SOURCE RECORDS:
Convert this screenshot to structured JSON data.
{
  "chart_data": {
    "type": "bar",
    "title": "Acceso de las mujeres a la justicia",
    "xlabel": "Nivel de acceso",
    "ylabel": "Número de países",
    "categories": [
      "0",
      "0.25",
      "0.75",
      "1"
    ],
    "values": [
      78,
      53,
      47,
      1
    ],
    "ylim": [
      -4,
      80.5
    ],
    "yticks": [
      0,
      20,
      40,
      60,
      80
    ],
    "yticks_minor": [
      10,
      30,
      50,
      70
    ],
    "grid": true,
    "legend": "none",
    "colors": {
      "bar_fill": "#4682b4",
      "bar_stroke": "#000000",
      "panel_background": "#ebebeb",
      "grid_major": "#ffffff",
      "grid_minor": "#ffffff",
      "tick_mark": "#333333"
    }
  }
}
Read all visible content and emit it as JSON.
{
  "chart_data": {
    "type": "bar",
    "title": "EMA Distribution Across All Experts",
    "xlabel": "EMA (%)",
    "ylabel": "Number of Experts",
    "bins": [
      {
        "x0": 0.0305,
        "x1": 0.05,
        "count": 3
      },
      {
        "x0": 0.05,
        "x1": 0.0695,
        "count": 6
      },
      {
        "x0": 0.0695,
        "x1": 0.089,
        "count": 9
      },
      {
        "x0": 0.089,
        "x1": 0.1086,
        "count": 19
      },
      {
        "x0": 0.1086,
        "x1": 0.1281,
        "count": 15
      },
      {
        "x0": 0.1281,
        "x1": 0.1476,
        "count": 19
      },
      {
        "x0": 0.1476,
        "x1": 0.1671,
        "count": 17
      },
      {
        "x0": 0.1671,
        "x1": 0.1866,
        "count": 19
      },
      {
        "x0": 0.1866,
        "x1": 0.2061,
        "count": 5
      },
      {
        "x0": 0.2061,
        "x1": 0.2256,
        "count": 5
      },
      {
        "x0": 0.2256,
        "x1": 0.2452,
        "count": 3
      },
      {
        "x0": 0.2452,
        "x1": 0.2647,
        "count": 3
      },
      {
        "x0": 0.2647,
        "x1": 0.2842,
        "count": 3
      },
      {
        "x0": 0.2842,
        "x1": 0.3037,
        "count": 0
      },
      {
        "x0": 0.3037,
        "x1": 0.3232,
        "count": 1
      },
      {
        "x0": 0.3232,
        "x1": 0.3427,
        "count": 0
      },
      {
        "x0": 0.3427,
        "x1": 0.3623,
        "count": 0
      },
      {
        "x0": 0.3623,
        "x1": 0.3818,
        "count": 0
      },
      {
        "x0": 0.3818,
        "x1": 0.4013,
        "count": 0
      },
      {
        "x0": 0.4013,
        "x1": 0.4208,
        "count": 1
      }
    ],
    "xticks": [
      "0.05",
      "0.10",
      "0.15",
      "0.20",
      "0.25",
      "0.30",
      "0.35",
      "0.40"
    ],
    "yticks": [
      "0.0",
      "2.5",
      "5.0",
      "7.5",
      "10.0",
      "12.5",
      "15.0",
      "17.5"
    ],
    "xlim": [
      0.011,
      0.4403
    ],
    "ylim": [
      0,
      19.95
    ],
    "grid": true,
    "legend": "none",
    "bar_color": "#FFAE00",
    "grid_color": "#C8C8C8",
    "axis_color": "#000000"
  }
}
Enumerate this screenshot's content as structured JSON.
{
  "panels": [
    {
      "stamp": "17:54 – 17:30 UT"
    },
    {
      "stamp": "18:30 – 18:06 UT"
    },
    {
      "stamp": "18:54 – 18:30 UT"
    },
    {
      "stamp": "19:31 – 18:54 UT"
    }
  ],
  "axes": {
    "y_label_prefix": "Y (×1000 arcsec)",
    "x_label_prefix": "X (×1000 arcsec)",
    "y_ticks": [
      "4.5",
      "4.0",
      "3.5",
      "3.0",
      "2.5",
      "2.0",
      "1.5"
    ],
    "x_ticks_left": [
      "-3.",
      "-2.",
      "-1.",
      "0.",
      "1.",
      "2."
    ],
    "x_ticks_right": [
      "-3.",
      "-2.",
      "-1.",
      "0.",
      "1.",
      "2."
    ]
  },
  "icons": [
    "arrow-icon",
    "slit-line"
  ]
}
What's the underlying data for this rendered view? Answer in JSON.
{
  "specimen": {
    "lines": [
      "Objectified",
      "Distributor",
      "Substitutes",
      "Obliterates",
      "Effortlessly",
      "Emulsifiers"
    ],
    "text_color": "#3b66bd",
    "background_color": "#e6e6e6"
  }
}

YOUR TASK: Write the complete data out, exactly as above.

FINAL RESULT:
Convert this screenshot to structured JSON data.
{
  "chart_data": {
    "type": "bar",
    "title": "Acceso de las mujeres a la justicia",
    "xlabel": "Nivel de acceso",
    "ylabel": "Número de países",
    "categories": [
      "0",
      "0.25",
      "0.75",
      "1"
    ],
    "values": [
      78,
      53,
      47,
      1
    ],
    "ylim": [
      -4,
      80.5
    ],
    "yticks": [
      0,
      20,
      40,
      60,
      80
    ],
    "yticks_minor": [
      10,
      30,
      50,
      70
    ],
    "grid": true,
    "legend": "none",
    "colors": {
      "bar_fill": "#4682b4",
      "bar_stroke": "#000000",
      "panel_background": "#ebebeb",
      "grid_major": "#ffffff",
      "grid_minor": "#ffffff",
      "tick_mark": "#333333"
    }
  }
}
Read all visible content and emit it as JSON.
{
  "chart_data": {
    "type": "bar",
    "title": "EMA Distribution Across All Experts",
    "xlabel": "EMA (%)",
    "ylabel": "Number of Experts",
    "bins": [
      {
        "x0": 0.0305,
        "x1": 0.05,
        "count": 3
      },
      {
        "x0": 0.05,
        "x1": 0.0695,
        "count": 6
      },
      {
        "x0": 0.0695,
        "x1": 0.089,
        "count": 9
      },
      {
        "x0": 0.089,
        "x1": 0.1086,
        "count": 19
      },
      {
        "x0": 0.1086,
        "x1": 0.1281,
        "count": 15
      },
      {
        "x0": 0.1281,
        "x1": 0.1476,
        "count": 19
      },
      {
        "x0": 0.1476,
        "x1": 0.1671,
        "count": 17
      },
      {
        "x0": 0.1671,
        "x1": 0.1866,
        "count": 19
      },
      {
        "x0": 0.1866,
        "x1": 0.2061,
        "count": 5
      },
      {
        "x0": 0.2061,
        "x1": 0.2256,
        "count": 5
      },
      {
        "x0": 0.2256,
        "x1": 0.2452,
        "count": 3
      },
      {
        "x0": 0.2452,
        "x1": 0.2647,
        "count": 3
      },
      {
        "x0": 0.2647,
        "x1": 0.2842,
        "count": 3
      },
      {
        "x0": 0.2842,
        "x1": 0.3037,
        "count": 0
      },
      {
        "x0": 0.3037,
        "x1": 0.3232,
        "count": 1
      },
      {
        "x0": 0.3232,
        "x1": 0.3427,
        "count": 0
      },
      {
        "x0": 0.3427,
        "x1": 0.3623,
        "count": 0
      },
      {
        "x0": 0.3623,
        "x1": 0.3818,
        "count": 0
      },
      {
        "x0": 0.3818,
        "x1": 0.4013,
        "count": 0
      },
      {
        "x0": 0.4013,
        "x1": 0.4208,
        "count": 1
      }
    ],
    "xticks": [
      "0.05",
      "0.10",
      "0.15",
      "0.20",
      "0.25",
      "0.30",
      "0.35",
      "0.40"
    ],
    "yticks": [
      "0.0",
      "2.5",
      "5.0",
      "7.5",
      "10.0",
      "12.5",
      "15.0",
      "17.5"
    ],
    "xlim": [
      0.011,
      0.4403
    ],
    "ylim": [
      0,
      19.95
    ],
    "grid": true,
    "legend": "none",
    "bar_color": "#FFAE00",
    "grid_color": "#C8C8C8",
    "axis_color": "#000000"
  }
}
Enumerate this screenshot's content as structured JSON.
{
  "panels": [
    {
      "stamp": "17:54 – 17:30 UT"
    },
    {
      "stamp": "18:30 – 18:06 UT"
    },
    {
      "stamp": "18:54 – 18:30 UT"
    },
    {
      "stamp": "19:31 – 18:54 UT"
    }
  ],
  "axes": {
    "y_label_prefix": "Y (×1000 arcsec)",
    "x_label_prefix": "X (×1000 arcsec)",
    "y_ticks": [
      "4.5",
      "4.0",
      "3.5",
      "3.0",
      "2.5",
      "2.0",
      "1.5"
    ],
    "x_ticks_left": [
      "-3.",
      "-2.",
      "-1.",
      "0.",
      "1.",
      "2."
    ],
    "x_ticks_right": [
      "-3.",
      "-2.",
      "-1.",
      "0.",
      "1.",
      "2."
    ]
  },
  "icons": [
    "arrow-icon",
    "slit-line"
  ]
}
What's the underlying data for this rendered view? Answer in JSON.
{
  "specimen": {
    "lines": [
      "Objectified",
      "Distributor",
      "Substitutes",
      "Obliterates",
      "Effortlessly",
      "Emulsifiers"
    ],
    "text_color": "#3b66bd",
    "background_color": "#e6e6e6"
  }
}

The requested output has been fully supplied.